--- Start SUPPLIED ENTRIES ---

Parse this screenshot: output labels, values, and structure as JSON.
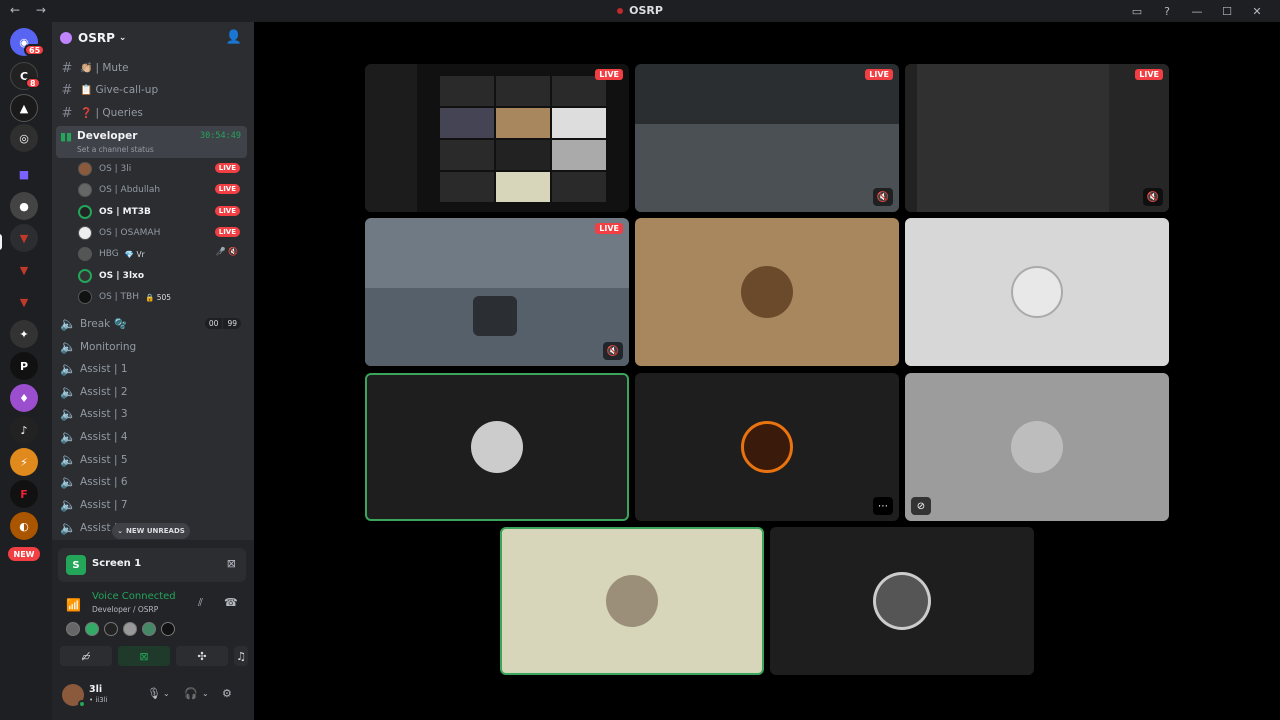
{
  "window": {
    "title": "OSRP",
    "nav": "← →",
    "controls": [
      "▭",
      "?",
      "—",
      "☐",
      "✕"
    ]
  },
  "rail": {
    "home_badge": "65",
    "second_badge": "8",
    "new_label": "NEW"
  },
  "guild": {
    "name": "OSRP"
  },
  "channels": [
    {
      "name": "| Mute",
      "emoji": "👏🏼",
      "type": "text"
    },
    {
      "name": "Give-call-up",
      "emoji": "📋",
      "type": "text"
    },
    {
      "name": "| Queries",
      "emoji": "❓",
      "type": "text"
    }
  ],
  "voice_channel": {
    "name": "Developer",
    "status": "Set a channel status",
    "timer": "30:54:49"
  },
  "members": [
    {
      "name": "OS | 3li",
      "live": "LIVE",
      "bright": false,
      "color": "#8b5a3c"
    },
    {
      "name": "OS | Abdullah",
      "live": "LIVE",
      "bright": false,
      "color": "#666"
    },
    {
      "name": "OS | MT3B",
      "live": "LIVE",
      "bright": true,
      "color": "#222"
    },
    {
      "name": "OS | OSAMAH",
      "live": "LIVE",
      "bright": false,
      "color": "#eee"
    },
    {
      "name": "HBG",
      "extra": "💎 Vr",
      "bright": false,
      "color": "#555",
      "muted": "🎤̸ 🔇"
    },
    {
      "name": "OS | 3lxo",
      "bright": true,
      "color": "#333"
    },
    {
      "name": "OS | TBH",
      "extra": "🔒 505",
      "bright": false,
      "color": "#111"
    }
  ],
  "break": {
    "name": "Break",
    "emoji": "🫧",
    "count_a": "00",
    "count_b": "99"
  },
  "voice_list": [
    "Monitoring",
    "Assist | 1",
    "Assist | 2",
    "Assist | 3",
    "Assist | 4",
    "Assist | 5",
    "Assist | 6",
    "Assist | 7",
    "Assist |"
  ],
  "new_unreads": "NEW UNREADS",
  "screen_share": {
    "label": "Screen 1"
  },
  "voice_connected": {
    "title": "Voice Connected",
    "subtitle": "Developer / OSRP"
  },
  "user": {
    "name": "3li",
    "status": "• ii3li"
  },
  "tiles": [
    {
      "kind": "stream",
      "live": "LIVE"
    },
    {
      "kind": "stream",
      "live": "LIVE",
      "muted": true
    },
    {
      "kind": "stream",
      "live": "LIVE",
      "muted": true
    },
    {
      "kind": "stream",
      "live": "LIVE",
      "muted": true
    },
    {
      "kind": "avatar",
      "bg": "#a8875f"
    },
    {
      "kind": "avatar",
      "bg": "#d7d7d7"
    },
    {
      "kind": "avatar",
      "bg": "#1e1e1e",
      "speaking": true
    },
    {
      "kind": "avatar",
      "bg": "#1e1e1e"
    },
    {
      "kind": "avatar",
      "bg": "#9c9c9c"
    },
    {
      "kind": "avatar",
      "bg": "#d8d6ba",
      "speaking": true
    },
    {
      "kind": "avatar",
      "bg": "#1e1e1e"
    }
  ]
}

--- End SUPPLIED ENTRIES ---

WORK TO COMPLETE: Exclude all images and restate the records above word for word.

FINAL RESULT:
Parse this screenshot: output labels, values, and structure as JSON.
{
  "window": {
    "title": "OSRP",
    "nav": "← →",
    "controls": [
      "▭",
      "?",
      "—",
      "☐",
      "✕"
    ]
  },
  "rail": {
    "home_badge": "65",
    "second_badge": "8",
    "new_label": "NEW"
  },
  "guild": {
    "name": "OSRP"
  },
  "channels": [
    {
      "name": "| Mute",
      "emoji": "👏🏼",
      "type": "text"
    },
    {
      "name": "Give-call-up",
      "emoji": "📋",
      "type": "text"
    },
    {
      "name": "| Queries",
      "emoji": "❓",
      "type": "text"
    }
  ],
  "voice_channel": {
    "name": "Developer",
    "status": "Set a channel status",
    "timer": "30:54:49"
  },
  "members": [
    {
      "name": "OS | 3li",
      "live": "LIVE",
      "bright": false,
      "color": "#8b5a3c"
    },
    {
      "name": "OS | Abdullah",
      "live": "LIVE",
      "bright": false,
      "color": "#666"
    },
    {
      "name": "OS | MT3B",
      "live": "LIVE",
      "bright": true,
      "color": "#222"
    },
    {
      "name": "OS | OSAMAH",
      "live": "LIVE",
      "bright": false,
      "color": "#eee"
    },
    {
      "name": "HBG",
      "extra": "💎 Vr",
      "bright": false,
      "color": "#555",
      "muted": "🎤̸ 🔇"
    },
    {
      "name": "OS | 3lxo",
      "bright": true,
      "color": "#333"
    },
    {
      "name": "OS | TBH",
      "extra": "🔒 505",
      "bright": false,
      "color": "#111"
    }
  ],
  "break": {
    "name": "Break",
    "emoji": "🫧",
    "count_a": "00",
    "count_b": "99"
  },
  "voice_list": [
    "Monitoring",
    "Assist | 1",
    "Assist | 2",
    "Assist | 3",
    "Assist | 4",
    "Assist | 5",
    "Assist | 6",
    "Assist | 7",
    "Assist |"
  ],
  "new_unreads": "NEW UNREADS",
  "screen_share": {
    "label": "Screen 1"
  },
  "voice_connected": {
    "title": "Voice Connected",
    "subtitle": "Developer / OSRP"
  },
  "user": {
    "name": "3li",
    "status": "• ii3li"
  },
  "tiles": [
    {
      "kind": "stream",
      "live": "LIVE"
    },
    {
      "kind": "stream",
      "live": "LIVE",
      "muted": true
    },
    {
      "kind": "stream",
      "live": "LIVE",
      "muted": true
    },
    {
      "kind": "stream",
      "live": "LIVE",
      "muted": true
    },
    {
      "kind": "avatar",
      "bg": "#a8875f"
    },
    {
      "kind": "avatar",
      "bg": "#d7d7d7"
    },
    {
      "kind": "avatar",
      "bg": "#1e1e1e",
      "speaking": true
    },
    {
      "kind": "avatar",
      "bg": "#1e1e1e"
    },
    {
      "kind": "avatar",
      "bg": "#9c9c9c"
    },
    {
      "kind": "avatar",
      "bg": "#d8d6ba",
      "speaking": true
    },
    {
      "kind": "avatar",
      "bg": "#1e1e1e"
    }
  ]
}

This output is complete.